Items from a data source
'''

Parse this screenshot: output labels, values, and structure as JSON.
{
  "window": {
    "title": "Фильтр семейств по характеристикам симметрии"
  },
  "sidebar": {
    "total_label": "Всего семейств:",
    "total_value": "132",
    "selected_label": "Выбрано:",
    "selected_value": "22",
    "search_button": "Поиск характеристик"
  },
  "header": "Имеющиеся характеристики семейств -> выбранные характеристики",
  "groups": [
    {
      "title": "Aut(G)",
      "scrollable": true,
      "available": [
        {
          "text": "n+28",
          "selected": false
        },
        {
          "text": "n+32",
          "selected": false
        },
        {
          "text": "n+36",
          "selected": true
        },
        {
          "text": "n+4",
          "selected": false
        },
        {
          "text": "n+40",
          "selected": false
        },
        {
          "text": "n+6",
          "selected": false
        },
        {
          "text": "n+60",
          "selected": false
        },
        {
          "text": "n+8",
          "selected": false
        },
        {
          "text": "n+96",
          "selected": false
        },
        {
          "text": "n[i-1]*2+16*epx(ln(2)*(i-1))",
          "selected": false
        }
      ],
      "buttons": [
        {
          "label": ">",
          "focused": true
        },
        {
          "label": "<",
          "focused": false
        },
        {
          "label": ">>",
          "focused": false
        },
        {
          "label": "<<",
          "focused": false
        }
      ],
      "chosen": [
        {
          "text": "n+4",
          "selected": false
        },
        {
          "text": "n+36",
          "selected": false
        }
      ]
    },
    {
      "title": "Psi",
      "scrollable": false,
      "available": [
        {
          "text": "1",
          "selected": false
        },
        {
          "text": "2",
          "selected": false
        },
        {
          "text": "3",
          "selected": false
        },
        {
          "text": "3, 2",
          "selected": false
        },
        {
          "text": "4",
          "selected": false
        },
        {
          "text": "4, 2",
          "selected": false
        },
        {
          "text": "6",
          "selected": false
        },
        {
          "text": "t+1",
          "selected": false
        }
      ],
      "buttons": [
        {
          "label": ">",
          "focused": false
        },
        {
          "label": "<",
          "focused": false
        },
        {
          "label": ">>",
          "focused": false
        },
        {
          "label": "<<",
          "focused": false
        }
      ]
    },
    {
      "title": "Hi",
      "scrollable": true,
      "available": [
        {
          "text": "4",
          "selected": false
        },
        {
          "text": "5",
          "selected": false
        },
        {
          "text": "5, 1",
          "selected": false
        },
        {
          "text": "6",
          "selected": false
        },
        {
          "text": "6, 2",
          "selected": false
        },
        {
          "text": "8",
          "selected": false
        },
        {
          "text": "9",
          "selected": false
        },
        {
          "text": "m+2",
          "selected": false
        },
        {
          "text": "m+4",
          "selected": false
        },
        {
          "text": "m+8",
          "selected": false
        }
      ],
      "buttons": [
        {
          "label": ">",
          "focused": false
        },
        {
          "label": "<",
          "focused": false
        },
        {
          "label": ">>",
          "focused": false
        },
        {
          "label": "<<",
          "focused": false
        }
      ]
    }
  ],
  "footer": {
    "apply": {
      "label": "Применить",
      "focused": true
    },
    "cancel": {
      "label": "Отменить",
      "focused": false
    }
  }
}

'''

(REQUIREMENTS):
Extract every entry in the listing word for word.

(RESULT OF THE EXERCISE):
Parse this screenshot: output labels, values, and structure as JSON.
{
  "window": {
    "title": "Фильтр семейств по характеристикам симметрии"
  },
  "sidebar": {
    "total_label": "Всего семейств:",
    "total_value": "132",
    "selected_label": "Выбрано:",
    "selected_value": "22",
    "search_button": "Поиск характеристик"
  },
  "header": "Имеющиеся характеристики семейств -> выбранные характеристики",
  "groups": [
    {
      "title": "Aut(G)",
      "scrollable": true,
      "available": [
        {
          "text": "n+28",
          "selected": false
        },
        {
          "text": "n+32",
          "selected": false
        },
        {
          "text": "n+36",
          "selected": true
        },
        {
          "text": "n+4",
          "selected": false
        },
        {
          "text": "n+40",
          "selected": false
        },
        {
          "text": "n+6",
          "selected": false
        },
        {
          "text": "n+60",
          "selected": false
        },
        {
          "text": "n+8",
          "selected": false
        },
        {
          "text": "n+96",
          "selected": false
        },
        {
          "text": "n[i-1]*2+16*epx(ln(2)*(i-1))",
          "selected": false
        }
      ],
      "buttons": [
        {
          "label": ">",
          "focused": true
        },
        {
          "label": "<",
          "focused": false
        },
        {
          "label": ">>",
          "focused": false
        },
        {
          "label": "<<",
          "focused": false
        }
      ],
      "chosen": [
        {
          "text": "n+4",
          "selected": false
        },
        {
          "text": "n+36",
          "selected": false
        }
      ]
    },
    {
      "title": "Psi",
      "scrollable": false,
      "available": [
        {
          "text": "1",
          "selected": false
        },
        {
          "text": "2",
          "selected": false
        },
        {
          "text": "3",
          "selected": false
        },
        {
          "text": "3, 2",
          "selected": false
        },
        {
          "text": "4",
          "selected": false
        },
        {
          "text": "4, 2",
          "selected": false
        },
        {
          "text": "6",
          "selected": false
        },
        {
          "text": "t+1",
          "selected": false
        }
      ],
      "buttons": [
        {
          "label": ">",
          "focused": false
        },
        {
          "label": "<",
          "focused": false
        },
        {
          "label": ">>",
          "focused": false
        },
        {
          "label": "<<",
          "focused": false
        }
      ]
    },
    {
      "title": "Hi",
      "scrollable": true,
      "available": [
        {
          "text": "4",
          "selected": false
        },
        {
          "text": "5",
          "selected": false
        },
        {
          "text": "5, 1",
          "selected": false
        },
        {
          "text": "6",
          "selected": false
        },
        {
          "text": "6, 2",
          "selected": false
        },
        {
          "text": "8",
          "selected": false
        },
        {
          "text": "9",
          "selected": false
        },
        {
          "text": "m+2",
          "selected": false
        },
        {
          "text": "m+4",
          "selected": false
        },
        {
          "text": "m+8",
          "selected": false
        }
      ],
      "buttons": [
        {
          "label": ">",
          "focused": false
        },
        {
          "label": "<",
          "focused": false
        },
        {
          "label": ">>",
          "focused": false
        },
        {
          "label": "<<",
          "focused": false
        }
      ]
    }
  ],
  "footer": {
    "apply": {
      "label": "Применить",
      "focused": true
    },
    "cancel": {
      "label": "Отменить",
      "focused": false
    }
  }
}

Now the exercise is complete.